→ **What to do**:
Records follow. Select each line holding "warga".

→ **Data for processing**:
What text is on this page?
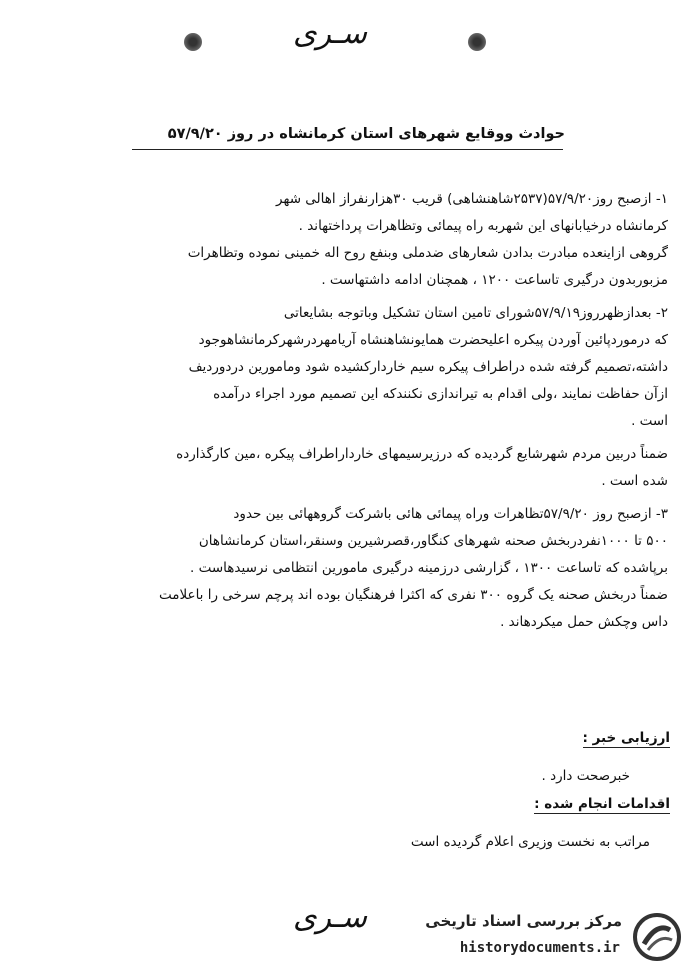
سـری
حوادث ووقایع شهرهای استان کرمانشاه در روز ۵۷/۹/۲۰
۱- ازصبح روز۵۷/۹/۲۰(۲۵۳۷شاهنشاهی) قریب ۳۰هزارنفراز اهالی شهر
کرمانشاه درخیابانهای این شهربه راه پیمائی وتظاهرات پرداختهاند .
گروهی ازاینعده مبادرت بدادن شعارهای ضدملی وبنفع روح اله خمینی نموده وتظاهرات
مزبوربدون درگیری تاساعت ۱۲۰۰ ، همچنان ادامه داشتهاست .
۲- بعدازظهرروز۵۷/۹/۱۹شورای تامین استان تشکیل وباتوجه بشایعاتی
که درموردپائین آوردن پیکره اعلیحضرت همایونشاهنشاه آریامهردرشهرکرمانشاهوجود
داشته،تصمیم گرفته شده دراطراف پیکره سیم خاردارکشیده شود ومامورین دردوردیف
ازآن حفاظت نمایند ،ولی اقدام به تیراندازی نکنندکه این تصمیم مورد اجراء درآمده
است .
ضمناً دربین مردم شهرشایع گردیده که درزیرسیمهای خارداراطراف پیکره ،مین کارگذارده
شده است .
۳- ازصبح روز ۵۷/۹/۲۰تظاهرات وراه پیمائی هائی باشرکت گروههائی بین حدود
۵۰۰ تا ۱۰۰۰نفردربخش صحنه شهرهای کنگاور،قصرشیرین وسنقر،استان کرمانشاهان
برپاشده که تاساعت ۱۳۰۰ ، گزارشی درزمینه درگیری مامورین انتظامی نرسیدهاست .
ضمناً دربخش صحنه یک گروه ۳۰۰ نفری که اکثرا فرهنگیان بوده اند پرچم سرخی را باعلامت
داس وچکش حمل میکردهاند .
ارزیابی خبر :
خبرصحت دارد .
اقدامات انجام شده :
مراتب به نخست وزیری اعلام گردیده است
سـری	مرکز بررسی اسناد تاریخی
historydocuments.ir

==

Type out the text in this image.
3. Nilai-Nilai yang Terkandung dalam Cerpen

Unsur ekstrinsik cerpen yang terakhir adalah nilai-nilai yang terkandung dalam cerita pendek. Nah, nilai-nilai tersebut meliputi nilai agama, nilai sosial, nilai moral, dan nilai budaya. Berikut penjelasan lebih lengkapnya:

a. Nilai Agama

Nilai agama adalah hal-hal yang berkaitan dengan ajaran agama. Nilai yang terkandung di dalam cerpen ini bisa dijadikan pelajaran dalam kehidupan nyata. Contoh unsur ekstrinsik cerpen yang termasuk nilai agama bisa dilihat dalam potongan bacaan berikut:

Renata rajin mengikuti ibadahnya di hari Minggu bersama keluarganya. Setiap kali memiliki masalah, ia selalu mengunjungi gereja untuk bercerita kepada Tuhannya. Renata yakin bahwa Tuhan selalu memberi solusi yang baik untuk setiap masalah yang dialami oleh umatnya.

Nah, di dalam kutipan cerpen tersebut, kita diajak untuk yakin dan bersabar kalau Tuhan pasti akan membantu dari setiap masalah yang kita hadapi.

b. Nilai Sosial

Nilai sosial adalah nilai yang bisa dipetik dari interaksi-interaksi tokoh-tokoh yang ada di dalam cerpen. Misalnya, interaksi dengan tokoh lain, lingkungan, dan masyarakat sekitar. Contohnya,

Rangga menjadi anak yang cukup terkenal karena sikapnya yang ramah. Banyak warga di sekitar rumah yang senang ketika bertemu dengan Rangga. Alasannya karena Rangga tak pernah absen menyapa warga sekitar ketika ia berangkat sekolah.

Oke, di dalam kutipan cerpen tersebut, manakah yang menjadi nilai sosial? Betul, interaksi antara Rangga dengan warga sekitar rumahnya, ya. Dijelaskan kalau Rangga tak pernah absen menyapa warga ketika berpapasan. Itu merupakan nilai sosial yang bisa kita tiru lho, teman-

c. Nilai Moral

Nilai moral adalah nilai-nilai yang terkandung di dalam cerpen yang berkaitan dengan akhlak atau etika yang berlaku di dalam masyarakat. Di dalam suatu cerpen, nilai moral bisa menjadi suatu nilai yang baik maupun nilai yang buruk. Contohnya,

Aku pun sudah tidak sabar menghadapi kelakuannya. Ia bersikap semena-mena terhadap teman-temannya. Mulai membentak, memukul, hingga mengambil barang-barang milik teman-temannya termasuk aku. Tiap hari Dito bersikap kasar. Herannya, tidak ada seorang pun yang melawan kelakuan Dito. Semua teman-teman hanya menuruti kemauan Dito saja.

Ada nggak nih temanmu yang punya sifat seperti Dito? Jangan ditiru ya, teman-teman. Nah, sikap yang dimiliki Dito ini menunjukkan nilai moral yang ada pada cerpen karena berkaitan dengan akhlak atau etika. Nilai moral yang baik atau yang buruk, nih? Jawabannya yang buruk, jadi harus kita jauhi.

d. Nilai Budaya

==

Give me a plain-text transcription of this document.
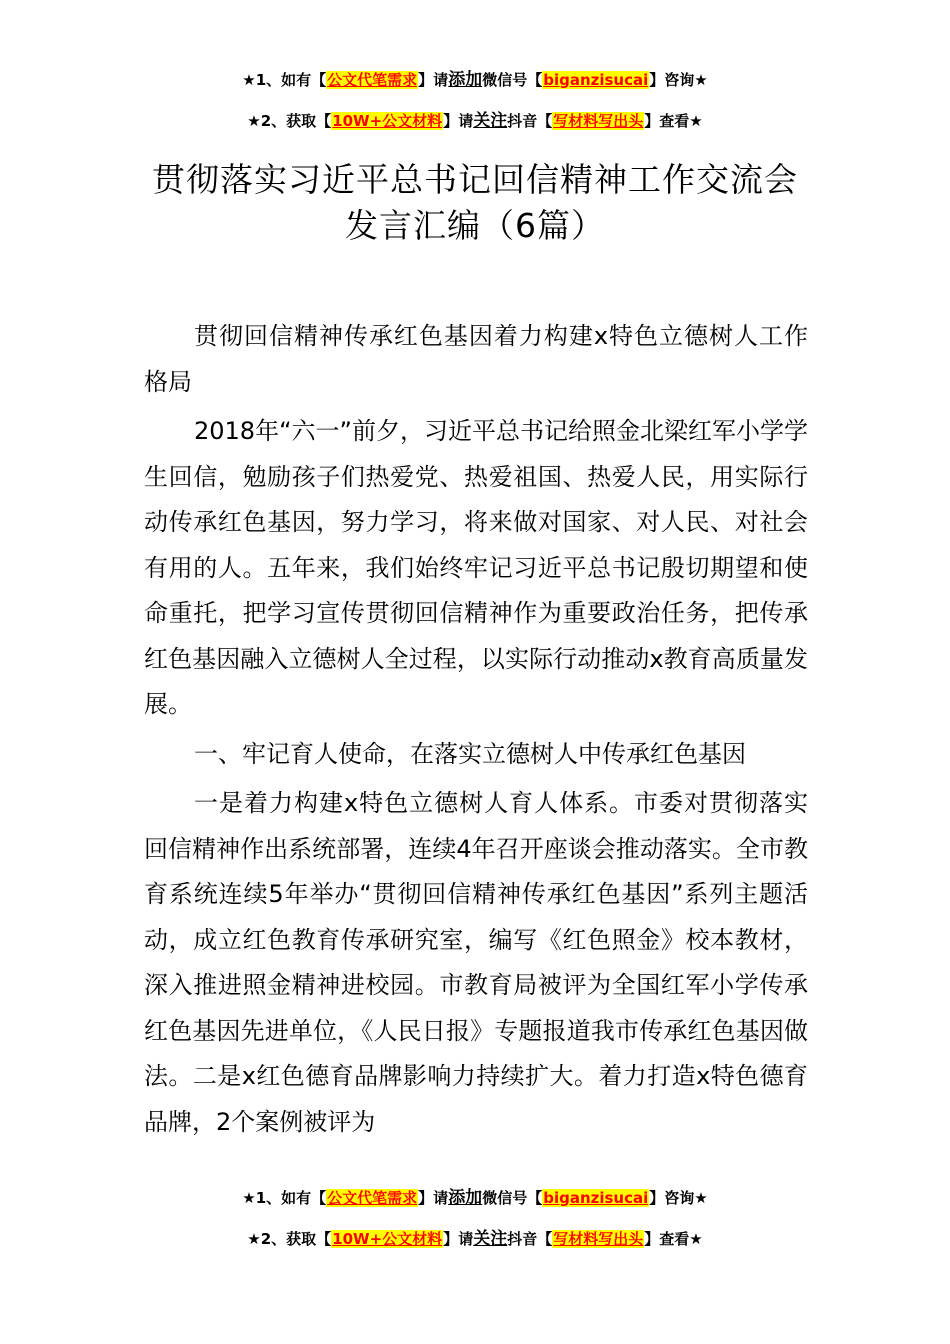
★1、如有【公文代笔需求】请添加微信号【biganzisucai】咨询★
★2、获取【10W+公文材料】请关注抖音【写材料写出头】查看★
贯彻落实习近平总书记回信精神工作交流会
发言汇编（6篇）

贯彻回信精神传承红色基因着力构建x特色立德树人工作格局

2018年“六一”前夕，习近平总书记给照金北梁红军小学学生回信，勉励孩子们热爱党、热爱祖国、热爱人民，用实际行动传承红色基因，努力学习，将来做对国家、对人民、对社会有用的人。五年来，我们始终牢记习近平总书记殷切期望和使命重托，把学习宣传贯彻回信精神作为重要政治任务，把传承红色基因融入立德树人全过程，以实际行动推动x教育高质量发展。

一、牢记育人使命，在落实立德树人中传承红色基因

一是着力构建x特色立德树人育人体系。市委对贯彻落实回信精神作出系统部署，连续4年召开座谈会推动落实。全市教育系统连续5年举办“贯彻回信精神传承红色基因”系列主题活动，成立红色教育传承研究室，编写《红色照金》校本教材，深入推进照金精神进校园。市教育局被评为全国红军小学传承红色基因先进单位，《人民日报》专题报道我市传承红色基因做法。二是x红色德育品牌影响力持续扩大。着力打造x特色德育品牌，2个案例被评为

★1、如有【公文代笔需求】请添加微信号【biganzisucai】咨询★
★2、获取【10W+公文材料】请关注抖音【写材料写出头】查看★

→ **Task answer**:
Rangga menjadi anak yang cukup terkenal karena sikapnya yang ramah. Banyak warga di sekitar rumah yang senang ketika bertemu dengan Rangga. Alasannya karena Rangga tak pernah absen menyapa warga sekitar ketika ia berangkat sekolah.
Oke, di dalam kutipan cerpen tersebut, manakah yang menjadi nilai sosial? Betul, interaksi antara Rangga dengan warga sekitar rumahnya, ya. Dijelaskan kalau Rangga tak pernah absen menyapa warga ketika berpapasan. Itu merupakan nilai sosial yang bisa kita tiru lho, teman-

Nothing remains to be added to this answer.